Written problem - Find the string "arrow" and gather every line that holds it.

Entries from a dataset:
## begin
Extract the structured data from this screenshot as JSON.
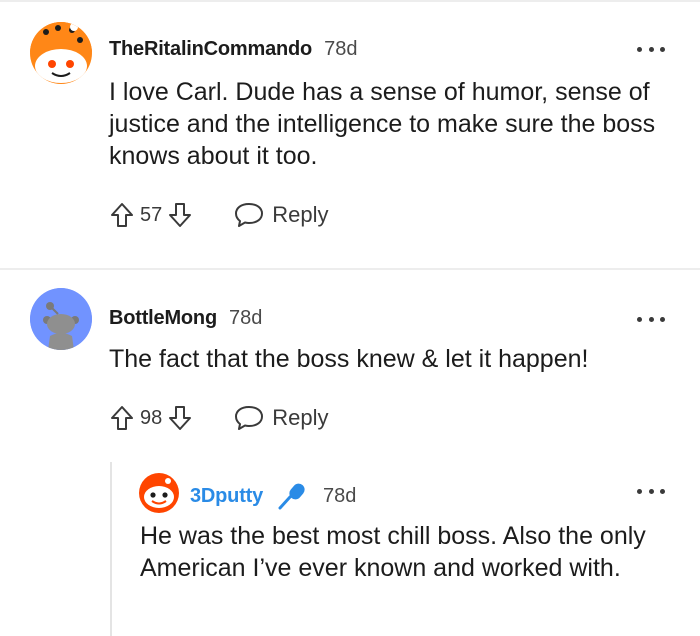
{
  "comments": [
    {
      "username": "TheRitalinCommando",
      "time": "78d",
      "body": "I love Carl. Dude has a sense of humor, sense of justice and the intelligence to make sure the boss knows about it too.",
      "score": "57",
      "reply_label": "Reply",
      "avatar_color": "#ff8717"
    },
    {
      "username": "BottleMong",
      "time": "78d",
      "body": "The fact that the boss knew & let it happen!",
      "score": "98",
      "reply_label": "Reply",
      "avatar_color": "#7193ff"
    },
    {
      "username": "3Dputty",
      "time": "78d",
      "body": "He was the best most chill boss. Also the only American I’ve ever known and worked with.",
      "flair_icon": "microphone-icon",
      "username_color": "#2a8be6",
      "avatar_color": "#ff4500"
    }
  ],
  "icons": {
    "upvote": "arrow-up-icon",
    "downvote": "arrow-down-icon",
    "reply": "speech-bubble-icon",
    "more": "more-options-icon"
  }
}
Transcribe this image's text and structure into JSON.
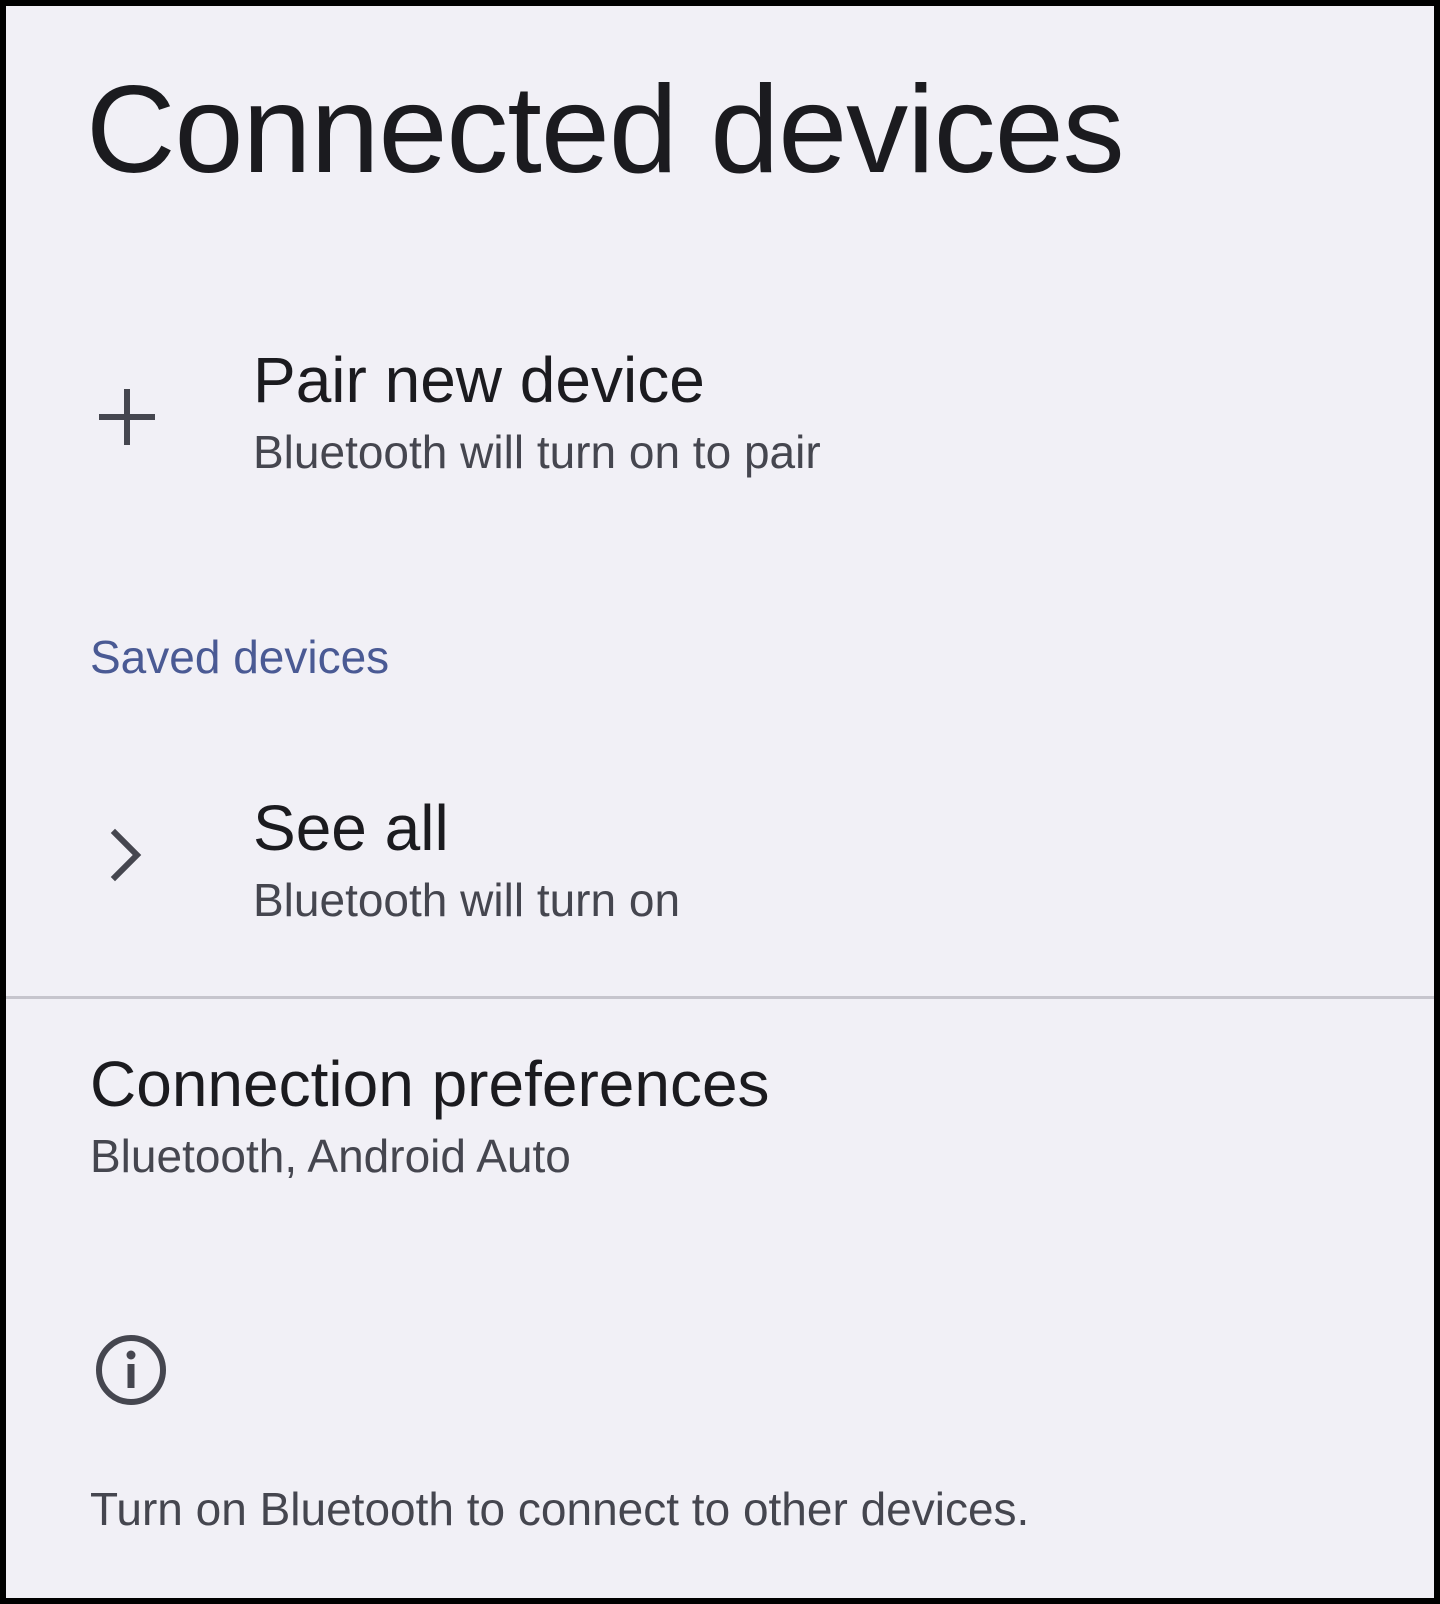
{
  "page": {
    "title": "Connected devices"
  },
  "pair_new_device": {
    "title": "Pair new device",
    "summary": "Bluetooth will turn on to pair",
    "icon": "plus-icon"
  },
  "saved_devices": {
    "header": "Saved devices",
    "see_all": {
      "title": "See all",
      "summary": "Bluetooth will turn on",
      "icon": "chevron-right-icon"
    }
  },
  "connection_preferences": {
    "title": "Connection preferences",
    "summary": "Bluetooth, Android Auto"
  },
  "footer": {
    "icon": "info-icon",
    "text": "Turn on Bluetooth to connect to other devices."
  },
  "colors": {
    "background": "#f1f0f6",
    "text_primary": "#1b1b1f",
    "text_secondary": "#45464f",
    "accent": "#4a5a94",
    "divider": "#c6c5cd"
  }
}
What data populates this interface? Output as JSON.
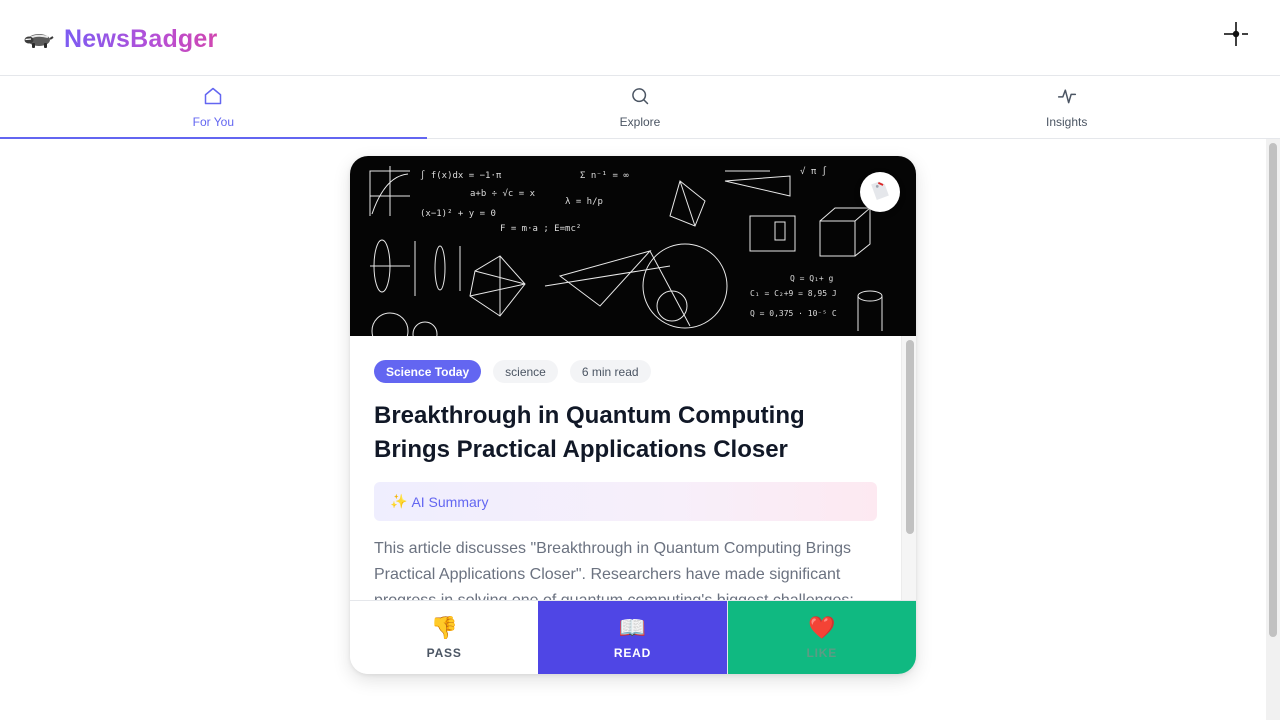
{
  "app": {
    "title": "NewsBadger",
    "logo_icon": "badger-icon",
    "settings_icon": "crosshair-settings-icon"
  },
  "tabs": [
    {
      "label": "For You",
      "icon": "home-icon",
      "active": true
    },
    {
      "label": "Explore",
      "icon": "search-icon",
      "active": false
    },
    {
      "label": "Insights",
      "icon": "activity-icon",
      "active": false
    }
  ],
  "card": {
    "source": "Science Today",
    "category": "science",
    "read_time": "6 min read",
    "headline": "Breakthrough in Quantum Computing Brings Practical Applications Closer",
    "ai_summary_label": "AI Summary",
    "ai_summary_icon": "sparkles-icon",
    "summary": "This article discusses \"Breakthrough in Quantum Computing Brings Practical Applications Closer\". Researchers have made significant progress in solving one of quantum computing's biggest challenges:",
    "bookmark_icon": "bookmark-icon"
  },
  "actions": [
    {
      "label": "PASS",
      "icon": "thumbs-down-icon",
      "emoji": "👎"
    },
    {
      "label": "READ",
      "icon": "open-book-icon",
      "emoji": "📖"
    },
    {
      "label": "LIKE",
      "icon": "heart-icon",
      "emoji": "❤️"
    }
  ],
  "colors": {
    "accent": "#6366f1",
    "read": "#4f46e5",
    "like": "#10b981"
  }
}
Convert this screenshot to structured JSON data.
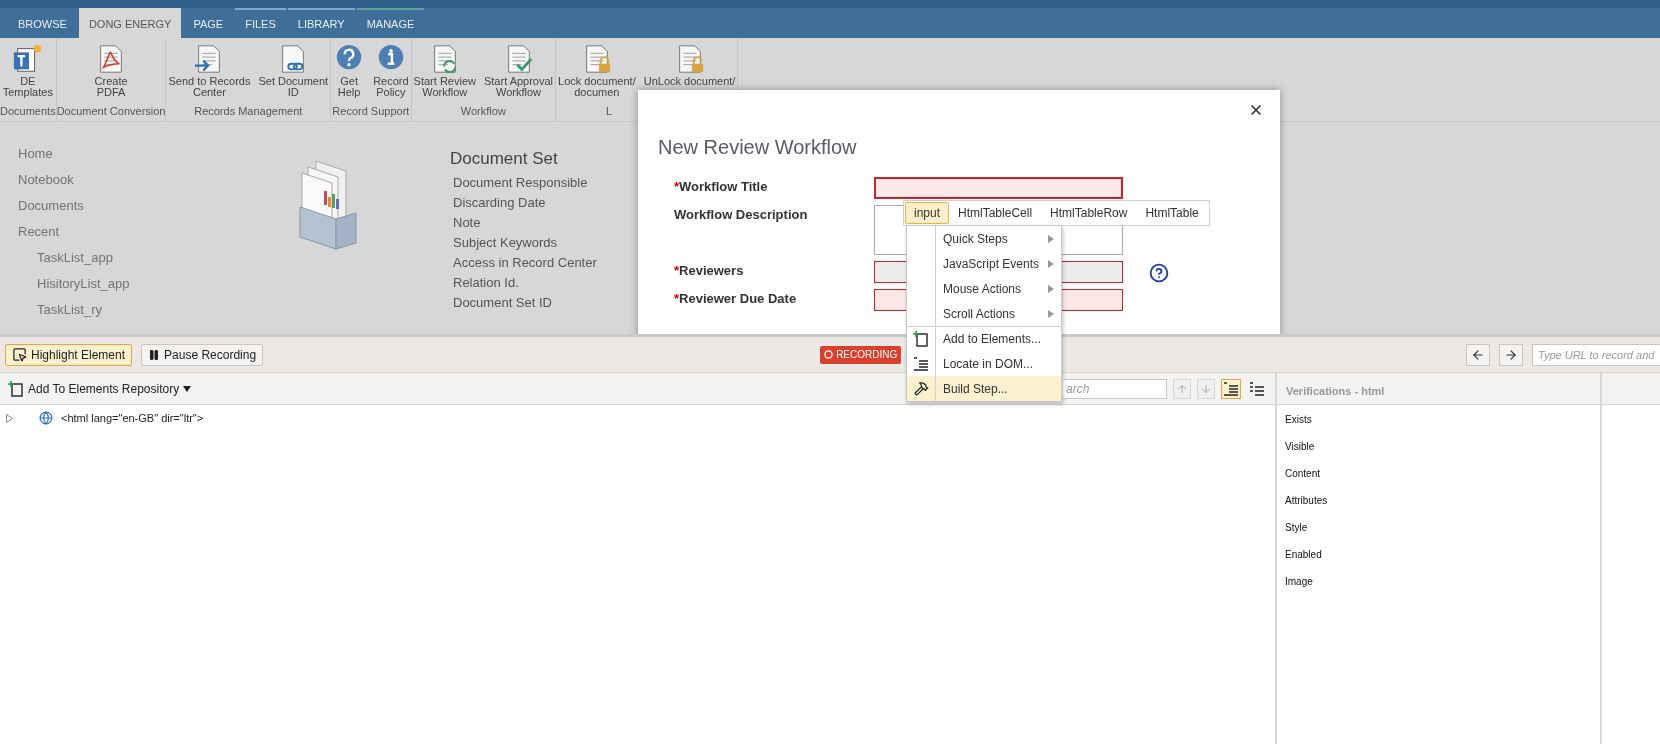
{
  "ribbon_tabs": [
    {
      "label": "BROWSE",
      "selected": false
    },
    {
      "label": "DONG ENERGY",
      "selected": true
    },
    {
      "label": "PAGE",
      "selected": false
    },
    {
      "label": "FILES",
      "selected": false,
      "color": "#7ea6d6"
    },
    {
      "label": "LIBRARY",
      "selected": false,
      "color": "#7ea6d6"
    },
    {
      "label": "MANAGE",
      "selected": false,
      "color": "#5fa39a"
    }
  ],
  "ribbon_groups": [
    {
      "label": "Documents",
      "buttons": [
        {
          "kind": "templates",
          "lines": [
            "DE",
            "Templates"
          ]
        }
      ]
    },
    {
      "label": "Document Conversion",
      "buttons": [
        {
          "kind": "pdf",
          "lines": [
            "Create",
            "PDFA"
          ]
        }
      ]
    },
    {
      "label": "Records Management",
      "buttons": [
        {
          "kind": "send",
          "lines": [
            "Send to Records",
            "Center"
          ]
        },
        {
          "kind": "docid",
          "lines": [
            "Set Document",
            "ID"
          ]
        }
      ]
    },
    {
      "label": "Record Support",
      "buttons": [
        {
          "kind": "help",
          "lines": [
            "Get",
            "Help"
          ]
        },
        {
          "kind": "info",
          "lines": [
            "Record",
            "Policy"
          ]
        }
      ]
    },
    {
      "label": "Workflow",
      "buttons": [
        {
          "kind": "review",
          "lines": [
            "Start Review",
            "Workflow"
          ]
        },
        {
          "kind": "approval",
          "lines": [
            "Start Approval",
            "Workflow"
          ]
        }
      ]
    },
    {
      "label": "L",
      "buttons": [
        {
          "kind": "lock",
          "lines": [
            "Lock document/",
            "documen"
          ]
        },
        {
          "kind": "unlock",
          "lines": [
            "UnLock document/"
          ]
        }
      ]
    }
  ],
  "nav": [
    {
      "label": "Home"
    },
    {
      "label": "Notebook"
    },
    {
      "label": "Documents"
    },
    {
      "label": "Recent",
      "children": [
        {
          "label": "TaskList_app"
        },
        {
          "label": "HisitoryList_app"
        },
        {
          "label": "TaskList_ry"
        }
      ]
    }
  ],
  "document_set": {
    "title": "Document Set",
    "fields": [
      "Document Responsible",
      "Discarding Date",
      "Note",
      "Subject Keywords",
      "Access in Record Center",
      "Relation Id.",
      "Document Set ID"
    ]
  },
  "dialog": {
    "title": "New Review Workflow",
    "fields": [
      {
        "mark": "*",
        "label": "Workflow Title",
        "kind": "text",
        "invalid": true,
        "focused": true
      },
      {
        "label": "Workflow Description",
        "kind": "textarea",
        "invalid": false
      },
      {
        "mark": "*",
        "label": "Reviewers",
        "kind": "people",
        "invalid": true,
        "help": true
      },
      {
        "mark": "*",
        "label": "Reviewer Due Date",
        "kind": "text",
        "invalid": true
      }
    ]
  },
  "element_chips": [
    {
      "label": "input",
      "selected": true
    },
    {
      "label": "HtmlTableCell",
      "selected": false
    },
    {
      "label": "HtmlTableRow",
      "selected": false
    },
    {
      "label": "HtmlTable",
      "selected": false
    }
  ],
  "context_menu": [
    {
      "label": "Quick Steps",
      "kind": "submenu",
      "selected": false
    },
    {
      "label": "JavaScript Events",
      "kind": "submenu",
      "selected": false
    },
    {
      "label": "Mouse Actions",
      "kind": "submenu",
      "selected": false
    },
    {
      "label": "Scroll Actions",
      "kind": "submenu",
      "selected": false
    },
    {
      "label": "Add to Elements...",
      "kind": "add",
      "selected": false
    },
    {
      "label": "Locate in DOM...",
      "kind": "locate",
      "selected": false
    },
    {
      "label": "Build Step...",
      "kind": "build",
      "selected": true
    }
  ],
  "toolbar": {
    "buttons": [
      {
        "label": "Highlight Element",
        "kind": "highlight",
        "selected": true
      },
      {
        "label": "Pause Recording",
        "kind": "pause",
        "selected": false
      }
    ],
    "status": "RECORDING",
    "url_placeholder": "Type URL to record and"
  },
  "repository_button": "Add To Elements Repository",
  "search": {
    "placeholder": "arch"
  },
  "view_toggles": [
    {
      "kind": "tree",
      "selected": true
    },
    {
      "kind": "list",
      "selected": false
    }
  ],
  "dom_tree": [
    {
      "label": "<html lang=\"en-GB\" dir=\"ltr\">",
      "expanded": false
    }
  ],
  "verifications": {
    "title": "Verifications - html",
    "items": [
      "Exists",
      "Visible",
      "Content",
      "Attributes",
      "Style",
      "Enabled",
      "Image"
    ]
  }
}
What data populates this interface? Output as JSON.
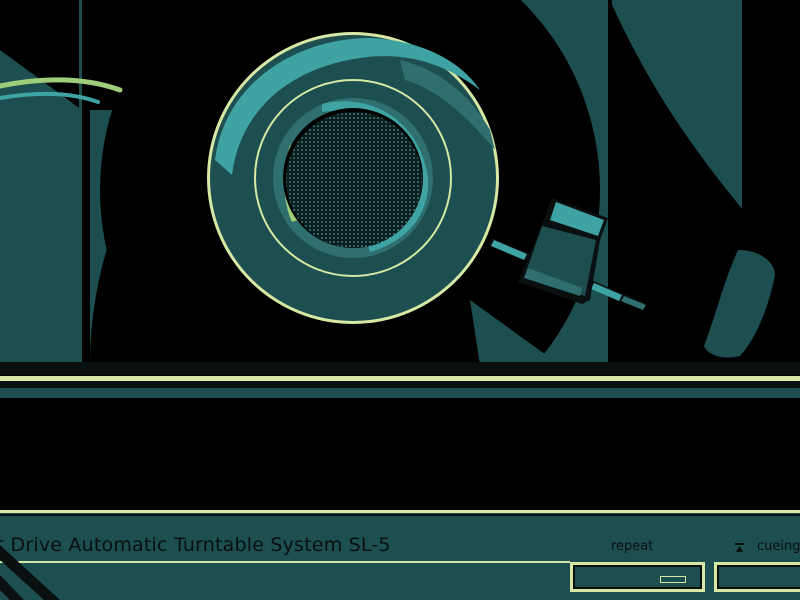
{
  "panel": {
    "model_text": "ct Drive Automatic Turntable System  SL-5"
  },
  "buttons": {
    "repeat_label": "repeat",
    "cueing_label": "cueing"
  },
  "colors": {
    "background": "#000000",
    "teal_dark": "#1d4f51",
    "teal_mid": "#2f6f70",
    "teal_light": "#3fa3a3",
    "cream": "#d6e8a4",
    "green_accent": "#9fce7a"
  },
  "icons": {
    "cueing": "lift-arrow-icon"
  }
}
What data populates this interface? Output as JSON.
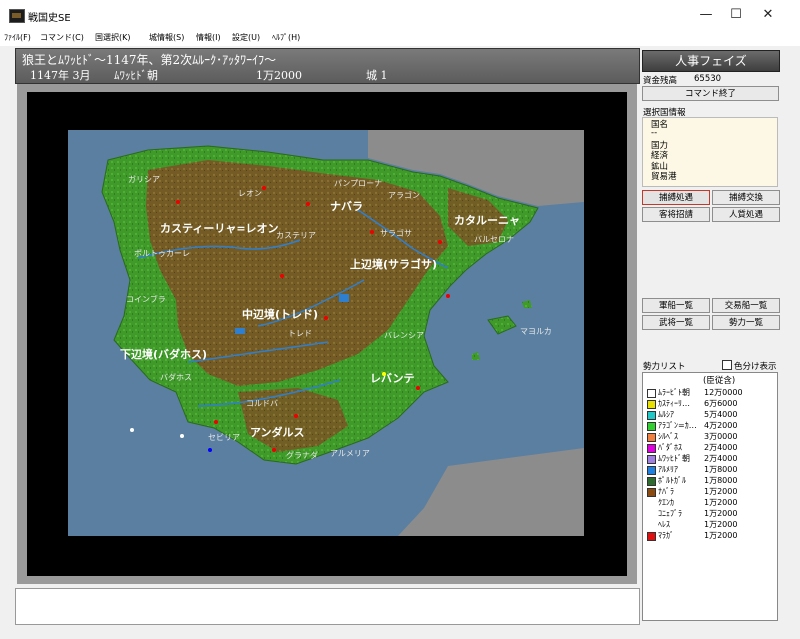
## end
Solution -
    "upvote": "arrow-up-icon",
    "downvote": "arrow-down-icon",
    "cueing": "lift-arrow-icon"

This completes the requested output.